▸ **Information given**:
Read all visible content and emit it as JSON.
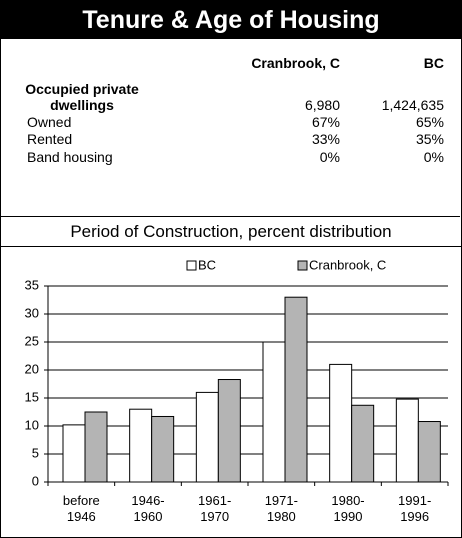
{
  "header": {
    "title": "Tenure & Age of Housing"
  },
  "table": {
    "columns": [
      "Cranbrook, C",
      "BC"
    ],
    "rows": [
      [
        "Occupied private dwellings",
        "6,980",
        "1,424,635"
      ],
      [
        "Owned",
        "67%",
        "65%"
      ],
      [
        "Rented",
        "33%",
        "35%"
      ],
      [
        "Band housing",
        "0%",
        "0%"
      ]
    ]
  },
  "chart_data": {
    "type": "bar",
    "title": "Period of Construction, percent distribution",
    "categories": [
      "before 1946",
      "1946-1960",
      "1961-1970",
      "1971-1980",
      "1980-1990",
      "1991-1996"
    ],
    "series": [
      {
        "name": "BC",
        "color": "#ffffff",
        "values": [
          10.2,
          13,
          16,
          25,
          21,
          14.8
        ]
      },
      {
        "name": "Cranbrook, C",
        "color": "#b4b4b4",
        "values": [
          12.5,
          11.7,
          18.3,
          33,
          13.7,
          10.8
        ]
      }
    ],
    "ylim": [
      0,
      35
    ],
    "yticks": [
      0,
      5,
      10,
      15,
      20,
      25,
      30,
      35
    ],
    "grid": true,
    "legend": "top"
  }
}
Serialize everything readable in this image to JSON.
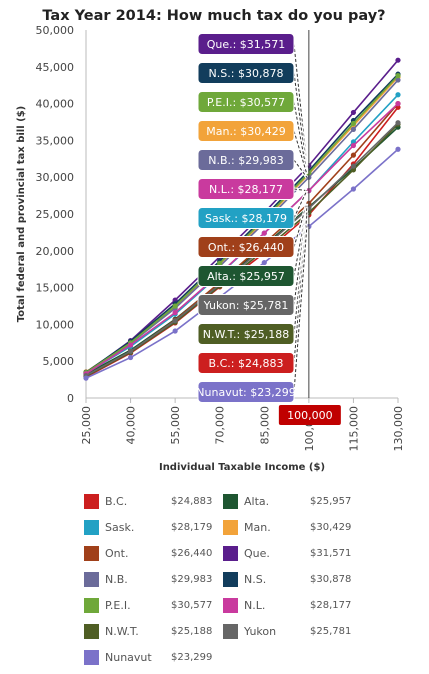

▸ **What to do**: Retype the records exactly. Any image in them should not appear in what you write.

▸ **Task output**:
Read all visible content and emit it as JSON.
{
  "header": {
    "title": "Tenure & Age of Housing"
  },
  "table": {
    "columns": [
      "Cranbrook, C",
      "BC"
    ],
    "rows": [
      [
        "Occupied private dwellings",
        "6,980",
        "1,424,635"
      ],
      [
        "Owned",
        "67%",
        "65%"
      ],
      [
        "Rented",
        "33%",
        "35%"
      ],
      [
        "Band housing",
        "0%",
        "0%"
      ]
    ]
  },
  "chart_data": {
    "type": "bar",
    "title": "Period of Construction, percent distribution",
    "categories": [
      "before 1946",
      "1946-1960",
      "1961-1970",
      "1971-1980",
      "1980-1990",
      "1991-1996"
    ],
    "series": [
      {
        "name": "BC",
        "color": "#ffffff",
        "values": [
          10.2,
          13,
          16,
          25,
          21,
          14.8
        ]
      },
      {
        "name": "Cranbrook, C",
        "color": "#b4b4b4",
        "values": [
          12.5,
          11.7,
          18.3,
          33,
          13.7,
          10.8
        ]
      }
    ],
    "ylim": [
      0,
      35
    ],
    "yticks": [
      0,
      5,
      10,
      15,
      20,
      25,
      30,
      35
    ],
    "grid": true,
    "legend": "top"
  }
}
Serialize everything readable in this image to JSON.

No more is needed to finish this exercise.